__EXERCISE REQUIREMENTS__:
Leave the pictures out. Return all other data exactly.

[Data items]
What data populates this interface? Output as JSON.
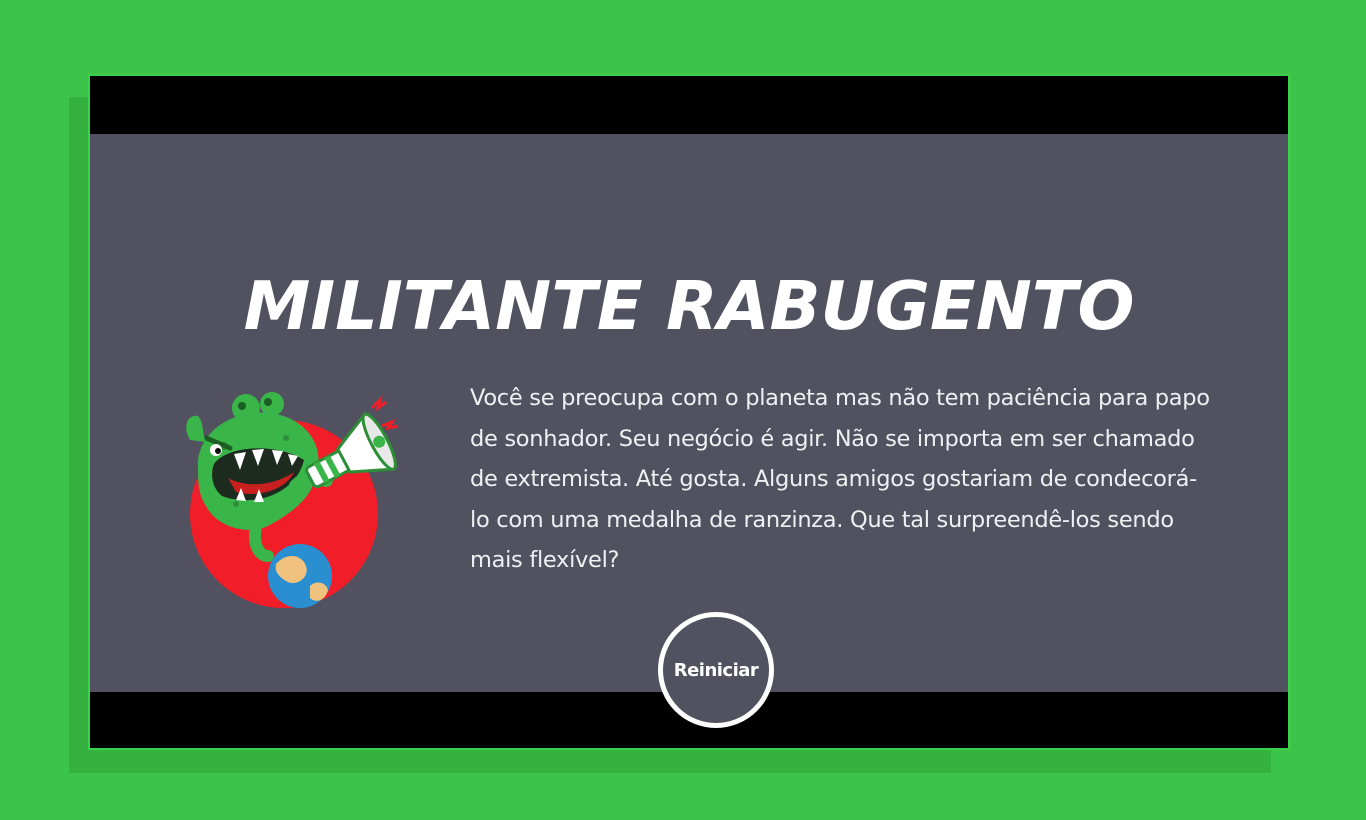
{
  "colors": {
    "background": "#3cc349",
    "card": "#525160",
    "bars": "#000000",
    "accent_red": "#f11d28",
    "monster_green": "#3ab54a"
  },
  "result": {
    "title": "MILITANTE RABUGENTO",
    "description": "Você se preocupa com o planeta mas não tem paciência para papo de sonhador. Seu negócio é agir. Não se importa em ser chamado de extremista. Até gosta. Alguns amigos gostariam de condecorá-lo com uma medalha de ranzinza. Que tal surpreendê-los sendo mais flexível?",
    "illustration_icon": "angry-monster-megaphone-icon"
  },
  "actions": {
    "restart_label": "Reiniciar"
  }
}
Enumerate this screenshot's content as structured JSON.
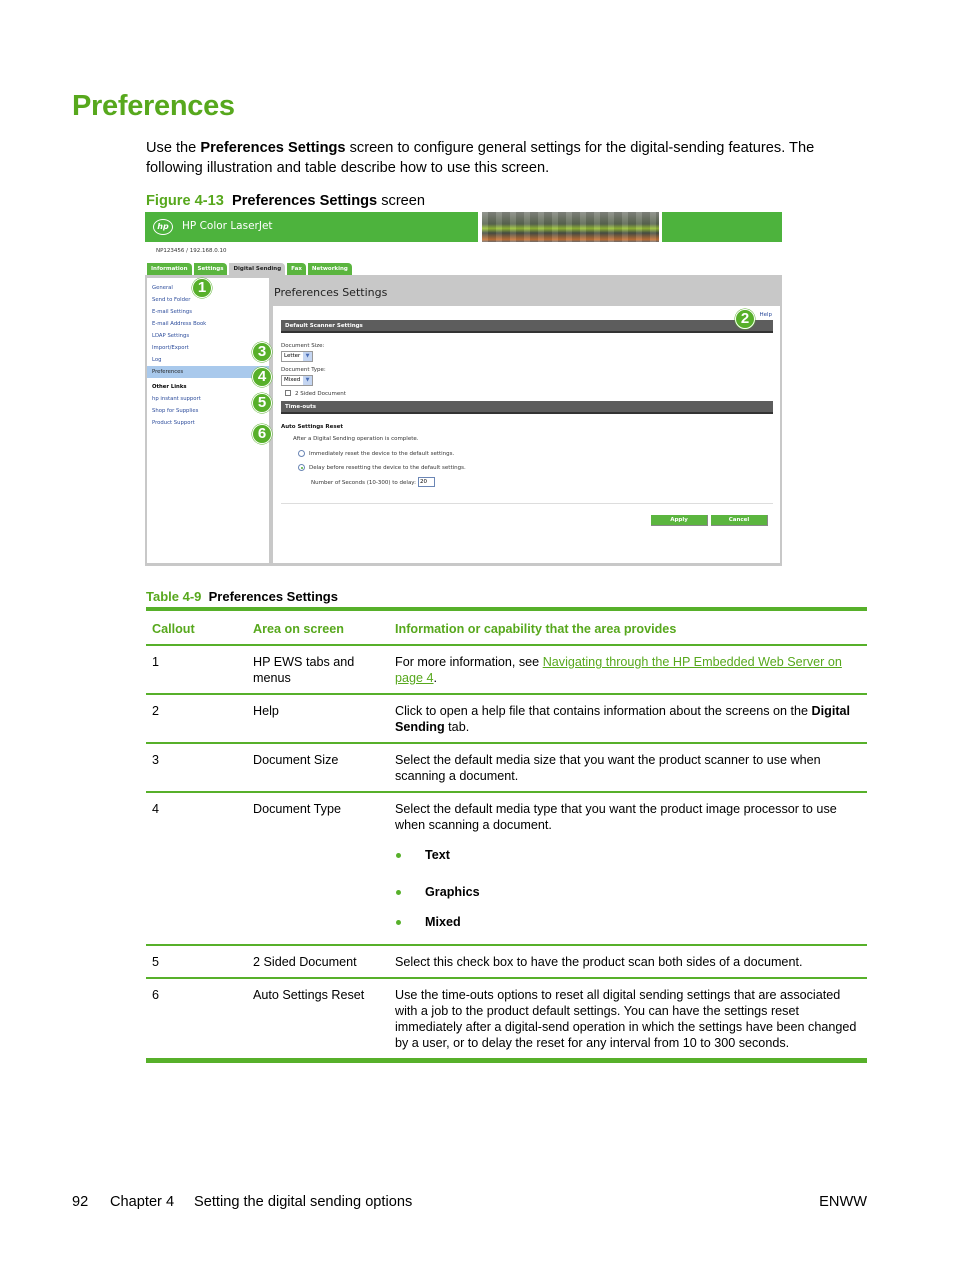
{
  "page": {
    "title": "Preferences",
    "intro": {
      "prefix": "Use the ",
      "bold": "Preferences Settings",
      "suffix": " screen to configure general settings for the digital-sending features. The following illustration and table describe how to use this screen."
    },
    "figure_caption": {
      "number": "Figure 4-13",
      "bold": "Preferences Settings",
      "suffix": " screen"
    }
  },
  "ews": {
    "logo": "hp",
    "product_name": "HP Color LaserJet",
    "device_id": "NP123456 / 192.168.0.10",
    "tabs": [
      "Information",
      "Settings",
      "Digital Sending",
      "Fax",
      "Networking"
    ],
    "active_tab": "Digital Sending",
    "nav_items": [
      "General",
      "Send to Folder",
      "E-mail Settings",
      "E-mail Address Book",
      "LDAP Settings",
      "Import/Export",
      "Log",
      "Preferences"
    ],
    "active_nav": "Preferences",
    "other_links_heading": "Other Links",
    "other_links": [
      "hp instant support",
      "Shop for Supplies",
      "Product Support"
    ],
    "main_title": "Preferences Settings",
    "help_link": "Help",
    "section_scanner": "Default Scanner Settings",
    "document_size_label": "Document Size:",
    "document_size_value": "Letter",
    "document_type_label": "Document Type:",
    "document_type_value": "Mixed",
    "two_sided_label": "2 Sided Document",
    "two_sided_checked": false,
    "section_timeouts": "Time-outs",
    "auto_reset_heading": "Auto Settings Reset",
    "auto_reset_intro": "After a Digital Sending operation is complete.",
    "radio_immediate": "Immediately reset the device to the default settings.",
    "radio_delay": "Delay before resetting the device to the default settings.",
    "selected_radio": "delay",
    "delay_label": "Number of Seconds (10-300) to delay:",
    "delay_value": "20",
    "apply_label": "Apply",
    "cancel_label": "Cancel",
    "callouts": [
      "1",
      "2",
      "3",
      "4",
      "5",
      "6"
    ]
  },
  "table": {
    "caption_number": "Table 4-9",
    "caption_title": "Preferences Settings",
    "headers": [
      "Callout",
      "Area on screen",
      "Information or capability that the area provides"
    ],
    "rows": [
      {
        "callout": "1",
        "area": "HP EWS tabs and menus",
        "info_prefix": "For more information, see ",
        "info_link": "Navigating through the HP Embedded Web Server on page 4",
        "info_suffix": "."
      },
      {
        "callout": "2",
        "area": "Help",
        "info_prefix": "Click to open a help file that contains information about the screens on the ",
        "info_bold": "Digital Sending",
        "info_suffix": " tab."
      },
      {
        "callout": "3",
        "area": "Document Size",
        "info": "Select the default media size that you want the product scanner to use when scanning a document."
      },
      {
        "callout": "4",
        "area": "Document Type",
        "info": "Select the default media type that you want the product image processor to use when scanning a document.",
        "bullets": [
          "Text",
          "Graphics",
          "Mixed"
        ]
      },
      {
        "callout": "5",
        "area": "2 Sided Document",
        "info": "Select this check box to have the product scan both sides of a document."
      },
      {
        "callout": "6",
        "area": "Auto Settings Reset",
        "info": "Use the time-outs options to reset all digital sending settings that are associated with a job to the product default settings. You can have the settings reset immediately after a digital-send operation in which the settings have been changed by a user, or to delay the reset for any interval from 10 to 300 seconds."
      }
    ]
  },
  "footer": {
    "page_number": "92",
    "chapter": "Chapter 4",
    "chapter_title": "Setting the digital sending options",
    "right": "ENWW"
  },
  "colors": {
    "hp_green": "#57a81d",
    "banner_green": "#4db33d",
    "section_gray": "#5d5d5d",
    "link_blue": "#2a4a9a"
  }
}
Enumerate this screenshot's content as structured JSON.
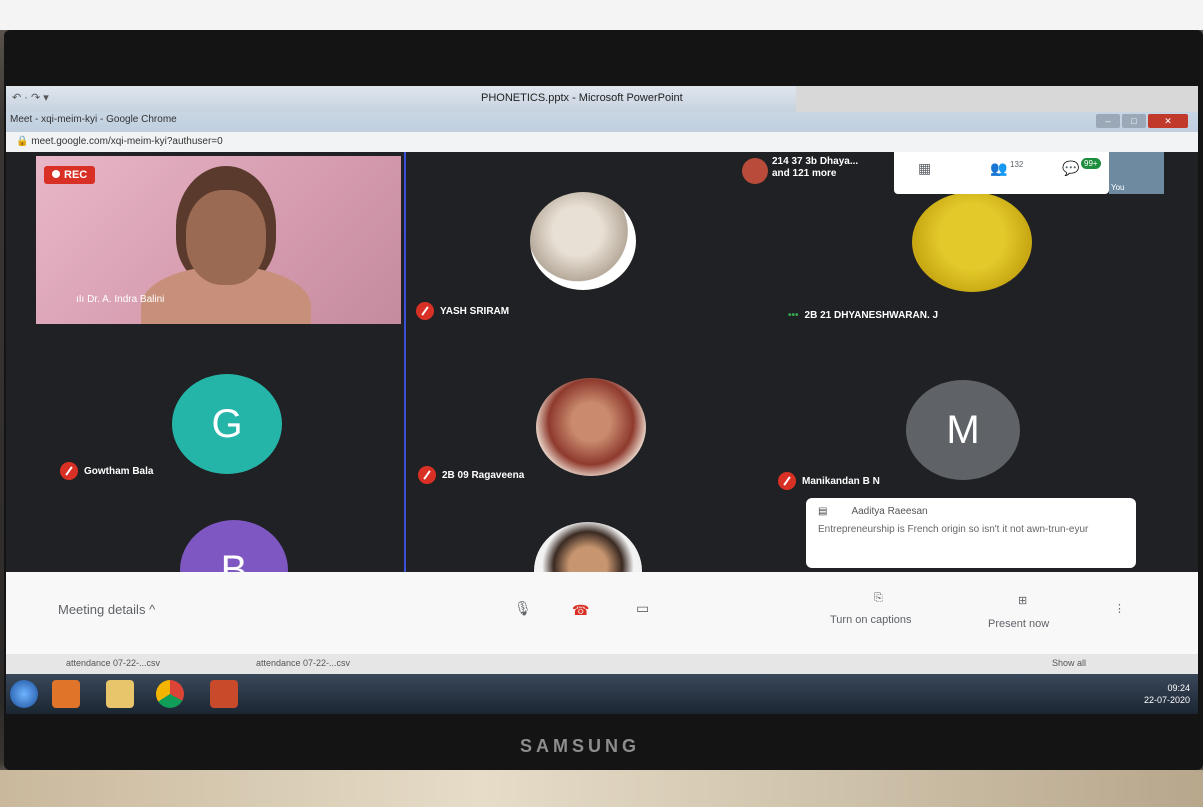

__TASK RESPONSE__:
What data populates this interface? Output as JSON.
{
  "colors": {
    "background": "#3cc349",
    "card": "#525160",
    "bars": "#000000",
    "accent_red": "#f11d28",
    "monster_green": "#3ab54a"
  },
  "result": {
    "title": "MILITANTE RABUGENTO",
    "description": "Você se preocupa com o planeta mas não tem paciência para papo de sonhador. Seu negócio é agir. Não se importa em ser chamado de extremista. Até gosta. Alguns amigos gostariam de condecorá-lo com uma medalha de ranzinza. Que tal surpreendê-los sendo mais flexível?",
    "illustration_icon": "angry-monster-megaphone-icon"
  },
  "actions": {
    "restart_label": "Reiniciar"
  }
}
Enumerate this screenshot's content as structured JSON.
{
  "page": {
    "title": "Preferences",
    "intro": {
      "prefix": "Use the ",
      "bold": "Preferences Settings",
      "suffix": " screen to configure general settings for the digital-sending features. The following illustration and table describe how to use this screen."
    },
    "figure_caption": {
      "number": "Figure 4-13",
      "bold": "Preferences Settings",
      "suffix": " screen"
    }
  },
  "ews": {
    "logo": "hp",
    "product_name": "HP Color LaserJet",
    "device_id": "NP123456 / 192.168.0.10",
    "tabs": [
      "Information",
      "Settings",
      "Digital Sending",
      "Fax",
      "Networking"
    ],
    "active_tab": "Digital Sending",
    "nav_items": [
      "General",
      "Send to Folder",
      "E-mail Settings",
      "E-mail Address Book",
      "LDAP Settings",
      "Import/Export",
      "Log",
      "Preferences"
    ],
    "active_nav": "Preferences",
    "other_links_heading": "Other Links",
    "other_links": [
      "hp instant support",
      "Shop for Supplies",
      "Product Support"
    ],
    "main_title": "Preferences Settings",
    "help_link": "Help",
    "section_scanner": "Default Scanner Settings",
    "document_size_label": "Document Size:",
    "document_size_value": "Letter",
    "document_type_label": "Document Type:",
    "document_type_value": "Mixed",
    "two_sided_label": "2 Sided Document",
    "two_sided_checked": false,
    "section_timeouts": "Time-outs",
    "auto_reset_heading": "Auto Settings Reset",
    "auto_reset_intro": "After a Digital Sending operation is complete.",
    "radio_immediate": "Immediately reset the device to the default settings.",
    "radio_delay": "Delay before resetting the device to the default settings.",
    "selected_radio": "delay",
    "delay_label": "Number of Seconds (10-300) to delay:",
    "delay_value": "20",
    "apply_label": "Apply",
    "cancel_label": "Cancel",
    "callouts": [
      "1",
      "2",
      "3",
      "4",
      "5",
      "6"
    ]
  },
  "table": {
    "caption_number": "Table 4-9",
    "caption_title": "Preferences Settings",
    "headers": [
      "Callout",
      "Area on screen",
      "Information or capability that the area provides"
    ],
    "rows": [
      {
        "callout": "1",
        "area": "HP EWS tabs and menus",
        "info_prefix": "For more information, see ",
        "info_link": "Navigating through the HP Embedded Web Server on page 4",
        "info_suffix": "."
      },
      {
        "callout": "2",
        "area": "Help",
        "info_prefix": "Click to open a help file that contains information about the screens on the ",
        "info_bold": "Digital Sending",
        "info_suffix": " tab."
      },
      {
        "callout": "3",
        "area": "Document Size",
        "info": "Select the default media size that you want the product scanner to use when scanning a document."
      },
      {
        "callout": "4",
        "area": "Document Type",
        "info": "Select the default media type that you want the product image processor to use when scanning a document.",
        "bullets": [
          "Text",
          "Graphics",
          "Mixed"
        ]
      },
      {
        "callout": "5",
        "area": "2 Sided Document",
        "info": "Select this check box to have the product scan both sides of a document."
      },
      {
        "callout": "6",
        "area": "Auto Settings Reset",
        "info": "Use the time-outs options to reset all digital sending settings that are associated with a job to the product default settings. You can have the settings reset immediately after a digital-send operation in which the settings have been changed by a user, or to delay the reset for any interval from 10 to 300 seconds."
      }
    ]
  },
  "footer": {
    "page_number": "92",
    "chapter": "Chapter 4",
    "chapter_title": "Setting the digital sending options",
    "right": "ENWW"
  },
  "colors": {
    "hp_green": "#57a81d",
    "banner_green": "#4db33d",
    "section_gray": "#5d5d5d",
    "link_blue": "#2a4a9a"
  }
}
Enumerate this screenshot's content as structured JSON.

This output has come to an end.